_Task to carry out:_ Your task is to print all of the material verbatim.

_Information provided:_
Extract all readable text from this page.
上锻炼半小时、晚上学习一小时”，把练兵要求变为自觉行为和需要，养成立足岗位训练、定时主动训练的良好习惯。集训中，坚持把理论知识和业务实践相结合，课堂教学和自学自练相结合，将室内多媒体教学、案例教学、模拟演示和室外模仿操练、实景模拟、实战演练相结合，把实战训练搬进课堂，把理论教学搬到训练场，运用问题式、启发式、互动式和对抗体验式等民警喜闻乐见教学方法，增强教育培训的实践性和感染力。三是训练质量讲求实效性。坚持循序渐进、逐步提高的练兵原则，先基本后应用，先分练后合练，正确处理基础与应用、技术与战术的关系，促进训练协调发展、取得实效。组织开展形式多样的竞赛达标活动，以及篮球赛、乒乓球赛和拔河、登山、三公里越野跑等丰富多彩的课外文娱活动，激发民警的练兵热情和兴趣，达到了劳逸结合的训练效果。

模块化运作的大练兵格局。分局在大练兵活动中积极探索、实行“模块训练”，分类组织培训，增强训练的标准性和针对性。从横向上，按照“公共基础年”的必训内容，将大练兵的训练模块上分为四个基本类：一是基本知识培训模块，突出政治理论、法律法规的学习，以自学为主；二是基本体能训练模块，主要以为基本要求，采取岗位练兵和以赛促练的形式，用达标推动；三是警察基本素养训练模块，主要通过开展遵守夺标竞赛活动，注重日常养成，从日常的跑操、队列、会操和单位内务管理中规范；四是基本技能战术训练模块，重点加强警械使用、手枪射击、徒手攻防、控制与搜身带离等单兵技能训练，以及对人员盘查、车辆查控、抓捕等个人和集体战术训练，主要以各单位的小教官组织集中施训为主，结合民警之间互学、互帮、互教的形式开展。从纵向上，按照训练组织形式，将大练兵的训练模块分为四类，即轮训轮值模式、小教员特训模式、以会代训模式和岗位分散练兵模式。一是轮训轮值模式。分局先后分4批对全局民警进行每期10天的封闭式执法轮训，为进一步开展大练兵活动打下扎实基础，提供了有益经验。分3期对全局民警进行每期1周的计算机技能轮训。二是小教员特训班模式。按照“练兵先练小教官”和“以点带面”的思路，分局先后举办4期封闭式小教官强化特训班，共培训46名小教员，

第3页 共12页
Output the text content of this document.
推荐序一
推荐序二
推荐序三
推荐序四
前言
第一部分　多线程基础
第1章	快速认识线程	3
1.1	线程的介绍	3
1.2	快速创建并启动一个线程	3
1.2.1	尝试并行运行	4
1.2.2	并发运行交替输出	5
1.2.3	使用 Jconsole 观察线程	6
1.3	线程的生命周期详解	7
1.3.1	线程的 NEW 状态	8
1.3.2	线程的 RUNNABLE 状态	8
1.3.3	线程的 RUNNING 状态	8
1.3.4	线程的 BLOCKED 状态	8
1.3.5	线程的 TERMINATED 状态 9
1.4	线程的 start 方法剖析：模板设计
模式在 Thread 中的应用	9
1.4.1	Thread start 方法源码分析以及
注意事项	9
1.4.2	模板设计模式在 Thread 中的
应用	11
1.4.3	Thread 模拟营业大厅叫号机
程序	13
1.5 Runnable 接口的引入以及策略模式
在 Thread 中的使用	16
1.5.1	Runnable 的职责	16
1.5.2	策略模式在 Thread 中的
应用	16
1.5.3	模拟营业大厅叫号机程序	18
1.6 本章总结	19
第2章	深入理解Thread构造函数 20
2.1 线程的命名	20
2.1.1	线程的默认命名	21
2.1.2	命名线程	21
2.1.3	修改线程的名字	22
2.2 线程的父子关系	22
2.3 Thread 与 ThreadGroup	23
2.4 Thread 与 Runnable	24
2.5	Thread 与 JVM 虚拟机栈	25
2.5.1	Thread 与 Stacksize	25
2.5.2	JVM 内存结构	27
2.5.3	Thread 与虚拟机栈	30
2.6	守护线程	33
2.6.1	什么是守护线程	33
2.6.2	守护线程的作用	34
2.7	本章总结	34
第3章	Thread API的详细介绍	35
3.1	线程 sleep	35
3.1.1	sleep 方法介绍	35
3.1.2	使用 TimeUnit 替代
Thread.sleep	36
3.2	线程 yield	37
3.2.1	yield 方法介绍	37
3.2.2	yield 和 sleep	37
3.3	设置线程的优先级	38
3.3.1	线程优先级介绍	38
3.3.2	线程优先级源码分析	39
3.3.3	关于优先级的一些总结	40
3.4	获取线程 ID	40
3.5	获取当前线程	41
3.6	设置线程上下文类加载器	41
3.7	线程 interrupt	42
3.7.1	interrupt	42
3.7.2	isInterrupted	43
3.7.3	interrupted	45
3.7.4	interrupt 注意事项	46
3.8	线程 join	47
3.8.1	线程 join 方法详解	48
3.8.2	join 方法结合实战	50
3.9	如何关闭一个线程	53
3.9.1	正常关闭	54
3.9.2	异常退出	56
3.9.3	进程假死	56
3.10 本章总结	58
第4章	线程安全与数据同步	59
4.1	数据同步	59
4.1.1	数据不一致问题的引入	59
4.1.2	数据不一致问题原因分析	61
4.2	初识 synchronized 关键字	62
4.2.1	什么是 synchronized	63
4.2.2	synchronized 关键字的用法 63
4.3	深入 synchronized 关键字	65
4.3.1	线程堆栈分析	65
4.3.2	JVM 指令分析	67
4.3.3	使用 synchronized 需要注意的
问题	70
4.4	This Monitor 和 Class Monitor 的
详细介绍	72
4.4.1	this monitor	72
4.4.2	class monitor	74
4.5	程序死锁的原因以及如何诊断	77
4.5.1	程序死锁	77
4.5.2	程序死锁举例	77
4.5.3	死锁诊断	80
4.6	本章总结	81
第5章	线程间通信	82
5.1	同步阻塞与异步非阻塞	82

_Exercise result:_
Extract all readable text from this page.
上锻炼半小时、晚上学习一小时”，把练兵要求变为自觉行为和需要，养成立足岗位训练、定时主动训练的良好习惯。集训中，坚持把理论知识和业务实践相结合，课堂教学和自学自练相结合，将室内多媒体教学、案例教学、模拟演示和室外模仿操练、实景模拟、实战演练相结合，把实战训练搬进课堂，把理论教学搬到训练场，运用问题式、启发式、互动式和对抗体验式等民警喜闻乐见教学方法，增强教育培训的实践性和感染力。三是训练质量讲求实效性。坚持循序渐进、逐步提高的练兵原则，先基本后应用，先分练后合练，正确处理基础与应用、技术与战术的关系，促进训练协调发展、取得实效。组织开展形式多样的竞赛达标活动，以及篮球赛、乒乓球赛和拔河、登山、三公里越野跑等丰富多彩的课外文娱活动，激发民警的练兵热情和兴趣，达到了劳逸结合的训练效果。

模块化运作的大练兵格局。分局在大练兵活动中积极探索、实行“模块训练”，分类组织培训，增强训练的标准性和针对性。从横向上，按照“公共基础年”的必训内容，将大练兵的训练模块上分为四个基本类：一是基本知识培训模块，突出政治理论、法律法规的学习，以自学为主；二是基本体能训练模块，主要以为基本要求，采取岗位练兵和以赛促练的形式，用达标推动；三是警察基本素养训练模块，主要通过开展遵守夺标竞赛活动，注重日常养成，从日常的跑操、队列、会操和单位内务管理中规范；四是基本技能战术训练模块，重点加强警械使用、手枪射击、徒手攻防、控制与搜身带离等单兵技能训练，以及对人员盘查、车辆查控、抓捕等个人和集体战术训练，主要以各单位的小教官组织集中施训为主，结合民警之间互学、互帮、互教的形式开展。从纵向上，按照训练组织形式，将大练兵的训练模块分为四类，即轮训轮值模式、小教员特训模式、以会代训模式和岗位分散练兵模式。一是轮训轮值模式。分局先后分4批对全局民警进行每期10天的封闭式执法轮训，为进一步开展大练兵活动打下扎实基础，提供了有益经验。分3期对全局民警进行每期1周的计算机技能轮训。二是小教员特训班模式。按照“练兵先练小教官”和“以点带面”的思路，分局先后举办4期封闭式小教官强化特训班，共培训46名小教员，

第3页 共12页
Output the text content of this document.
推荐序一
推荐序二
推荐序三
推荐序四
前言
第一部分　多线程基础
第1章	快速认识线程	3
1.1	线程的介绍	3
1.2	快速创建并启动一个线程	3
1.2.1	尝试并行运行	4
1.2.2	并发运行交替输出	5
1.2.3	使用 Jconsole 观察线程	6
1.3	线程的生命周期详解	7
1.3.1	线程的 NEW 状态	8
1.3.2	线程的 RUNNABLE 状态	8
1.3.3	线程的 RUNNING 状态	8
1.3.4	线程的 BLOCKED 状态	8
1.3.5	线程的 TERMINATED 状态 9
1.4	线程的 start 方法剖析：模板设计
模式在 Thread 中的应用	9
1.4.1	Thread start 方法源码分析以及
注意事项	9
1.4.2	模板设计模式在 Thread 中的
应用	11
1.4.3	Thread 模拟营业大厅叫号机
程序	13
1.5 Runnable 接口的引入以及策略模式
在 Thread 中的使用	16
1.5.1	Runnable 的职责	16
1.5.2	策略模式在 Thread 中的
应用	16
1.5.3	模拟营业大厅叫号机程序	18
1.6 本章总结	19
第2章	深入理解Thread构造函数 20
2.1 线程的命名	20
2.1.1	线程的默认命名	21
2.1.2	命名线程	21
2.1.3	修改线程的名字	22
2.2 线程的父子关系	22
2.3 Thread 与 ThreadGroup	23
2.4 Thread 与 Runnable	24
2.5	Thread 与 JVM 虚拟机栈	25
2.5.1	Thread 与 Stacksize	25
2.5.2	JVM 内存结构	27
2.5.3	Thread 与虚拟机栈	30
2.6	守护线程	33
2.6.1	什么是守护线程	33
2.6.2	守护线程的作用	34
2.7	本章总结	34
第3章	Thread API的详细介绍	35
3.1	线程 sleep	35
3.1.1	sleep 方法介绍	35
3.1.2	使用 TimeUnit 替代
Thread.sleep	36
3.2	线程 yield	37
3.2.1	yield 方法介绍	37
3.2.2	yield 和 sleep	37
3.3	设置线程的优先级	38
3.3.1	线程优先级介绍	38
3.3.2	线程优先级源码分析	39
3.3.3	关于优先级的一些总结	40
3.4	获取线程 ID	40
3.5	获取当前线程	41
3.6	设置线程上下文类加载器	41
3.7	线程 interrupt	42
3.7.1	interrupt	42
3.7.2	isInterrupted	43
3.7.3	interrupted	45
3.7.4	interrupt 注意事项	46
3.8	线程 join	47
3.8.1	线程 join 方法详解	48
3.8.2	join 方法结合实战	50
3.9	如何关闭一个线程	53
3.9.1	正常关闭	54
3.9.2	异常退出	56
3.9.3	进程假死	56
3.10 本章总结	58
第4章	线程安全与数据同步	59
4.1	数据同步	59
4.1.1	数据不一致问题的引入	59
4.1.2	数据不一致问题原因分析	61
4.2	初识 synchronized 关键字	62
4.2.1	什么是 synchronized	63
4.2.2	synchronized 关键字的用法 63
4.3	深入 synchronized 关键字	65
4.3.1	线程堆栈分析	65
4.3.2	JVM 指令分析	67
4.3.3	使用 synchronized 需要注意的
问题	70
4.4	This Monitor 和 Class Monitor 的
详细介绍	72
4.4.1	this monitor	72
4.4.2	class monitor	74
4.5	程序死锁的原因以及如何诊断	77
4.5.1	程序死锁	77
4.5.2	程序死锁举例	77
4.5.3	死锁诊断	80
4.6	本章总结	81
第5章	线程间通信	82
5.1	同步阻塞与异步非阻塞	82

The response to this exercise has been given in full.